Stored records
◆ ◆ ◆ ◆ ◆ ◆ ◆

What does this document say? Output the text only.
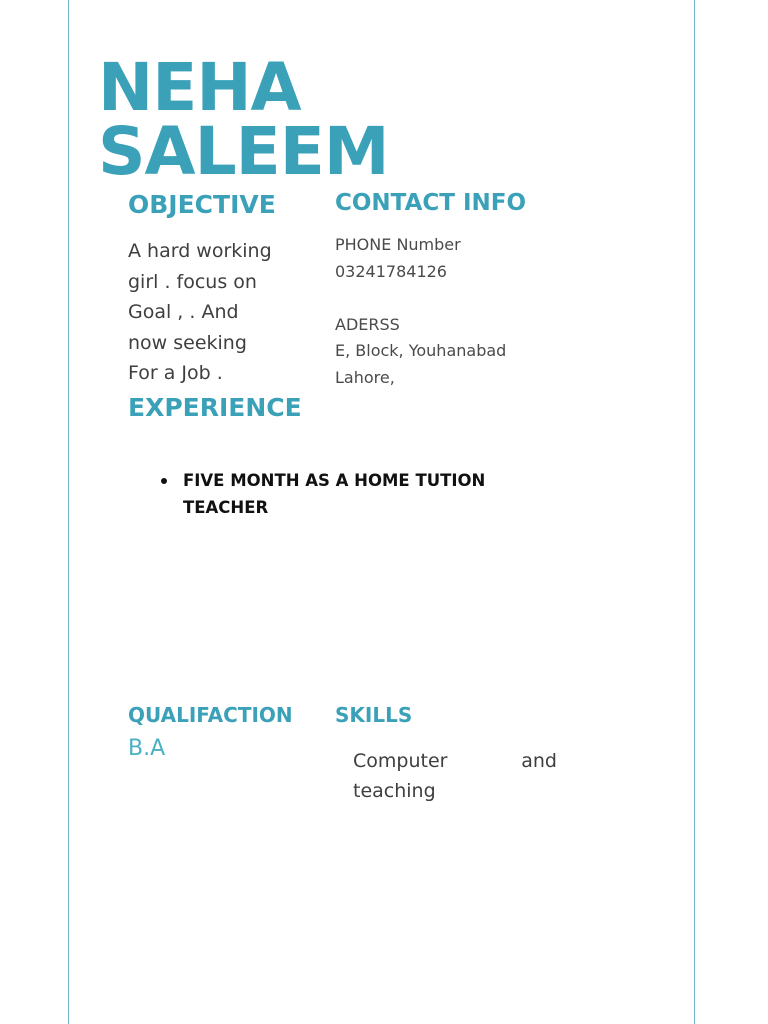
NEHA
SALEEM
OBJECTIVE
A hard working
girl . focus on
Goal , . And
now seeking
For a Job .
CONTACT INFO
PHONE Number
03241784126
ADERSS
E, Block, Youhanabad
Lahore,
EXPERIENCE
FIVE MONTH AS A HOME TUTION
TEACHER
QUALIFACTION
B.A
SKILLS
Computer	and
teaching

◆ ◆ ◆ ◆ ◆ ◆ ◆

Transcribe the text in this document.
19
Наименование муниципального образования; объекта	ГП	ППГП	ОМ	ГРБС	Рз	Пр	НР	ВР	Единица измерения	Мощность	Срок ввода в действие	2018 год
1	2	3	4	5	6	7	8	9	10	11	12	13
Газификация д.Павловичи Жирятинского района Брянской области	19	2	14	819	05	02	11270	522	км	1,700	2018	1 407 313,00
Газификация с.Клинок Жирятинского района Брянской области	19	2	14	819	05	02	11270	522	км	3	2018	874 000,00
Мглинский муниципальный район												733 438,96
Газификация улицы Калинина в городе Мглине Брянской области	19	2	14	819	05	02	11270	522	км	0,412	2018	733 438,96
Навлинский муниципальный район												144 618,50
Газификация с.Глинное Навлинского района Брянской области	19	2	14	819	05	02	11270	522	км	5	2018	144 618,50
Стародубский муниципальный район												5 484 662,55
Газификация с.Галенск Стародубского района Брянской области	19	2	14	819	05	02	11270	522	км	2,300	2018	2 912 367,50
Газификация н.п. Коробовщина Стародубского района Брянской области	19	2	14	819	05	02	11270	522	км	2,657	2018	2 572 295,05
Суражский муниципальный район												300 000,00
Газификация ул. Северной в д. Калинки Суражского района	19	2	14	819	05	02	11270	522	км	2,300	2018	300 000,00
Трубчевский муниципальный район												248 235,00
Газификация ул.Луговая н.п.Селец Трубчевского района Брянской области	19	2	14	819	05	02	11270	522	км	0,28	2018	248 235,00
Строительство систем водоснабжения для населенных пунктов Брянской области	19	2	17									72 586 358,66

◆ ◆ ◆ ◆ ◆ ◆ ◆

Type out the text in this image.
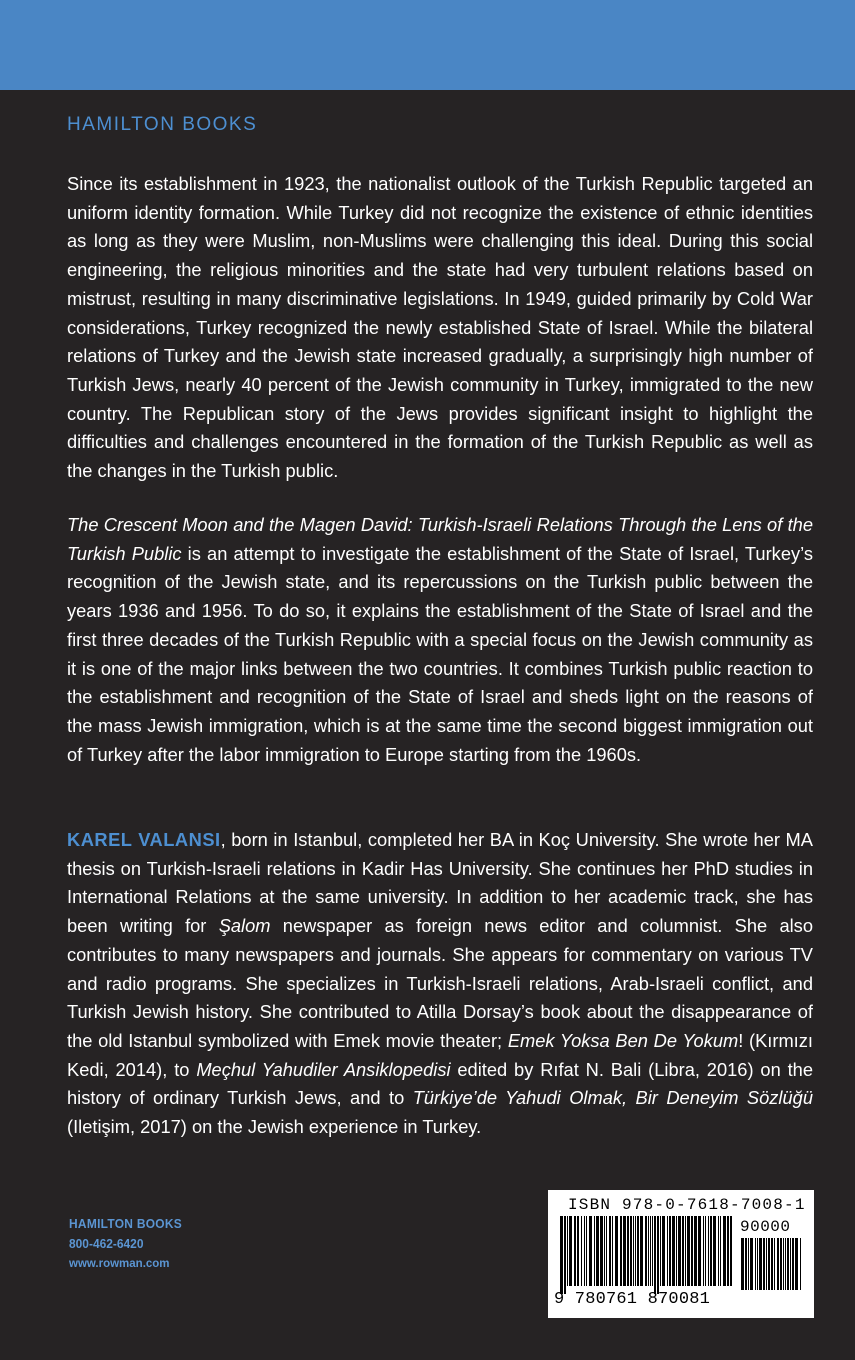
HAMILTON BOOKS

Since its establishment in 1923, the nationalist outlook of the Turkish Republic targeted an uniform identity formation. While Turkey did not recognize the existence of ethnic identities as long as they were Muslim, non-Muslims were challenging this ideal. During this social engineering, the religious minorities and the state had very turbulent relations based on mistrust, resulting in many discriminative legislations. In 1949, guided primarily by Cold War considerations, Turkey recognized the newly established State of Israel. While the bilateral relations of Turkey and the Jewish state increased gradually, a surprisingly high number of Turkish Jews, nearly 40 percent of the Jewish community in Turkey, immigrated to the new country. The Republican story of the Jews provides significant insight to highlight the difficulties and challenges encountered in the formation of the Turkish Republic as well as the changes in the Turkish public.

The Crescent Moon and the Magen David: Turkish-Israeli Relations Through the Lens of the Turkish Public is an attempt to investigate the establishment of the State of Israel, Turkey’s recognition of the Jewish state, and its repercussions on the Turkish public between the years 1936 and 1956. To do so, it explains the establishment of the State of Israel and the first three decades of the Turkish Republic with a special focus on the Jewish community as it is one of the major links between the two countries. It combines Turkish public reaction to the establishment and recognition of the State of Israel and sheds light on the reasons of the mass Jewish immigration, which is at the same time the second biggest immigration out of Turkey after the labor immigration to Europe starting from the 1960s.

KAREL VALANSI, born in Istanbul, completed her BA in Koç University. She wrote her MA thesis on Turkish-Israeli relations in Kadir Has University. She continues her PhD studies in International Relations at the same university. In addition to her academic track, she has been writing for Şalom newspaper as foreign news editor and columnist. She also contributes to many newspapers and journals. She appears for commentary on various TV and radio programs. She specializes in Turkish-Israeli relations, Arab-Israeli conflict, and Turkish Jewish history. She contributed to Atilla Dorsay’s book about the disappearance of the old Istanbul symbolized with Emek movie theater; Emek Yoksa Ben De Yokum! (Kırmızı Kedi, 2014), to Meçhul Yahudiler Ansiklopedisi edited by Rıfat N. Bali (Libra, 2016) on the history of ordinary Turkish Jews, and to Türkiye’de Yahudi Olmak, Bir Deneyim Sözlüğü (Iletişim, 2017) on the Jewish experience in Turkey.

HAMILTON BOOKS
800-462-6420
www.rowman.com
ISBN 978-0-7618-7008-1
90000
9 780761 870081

◆ ◆ ◆ ◆ ◆ ◆ ◆

# Task to carry out
Reply with one number only: the count of lines in the entries that contain "Жирятинского".

# Expected answer
2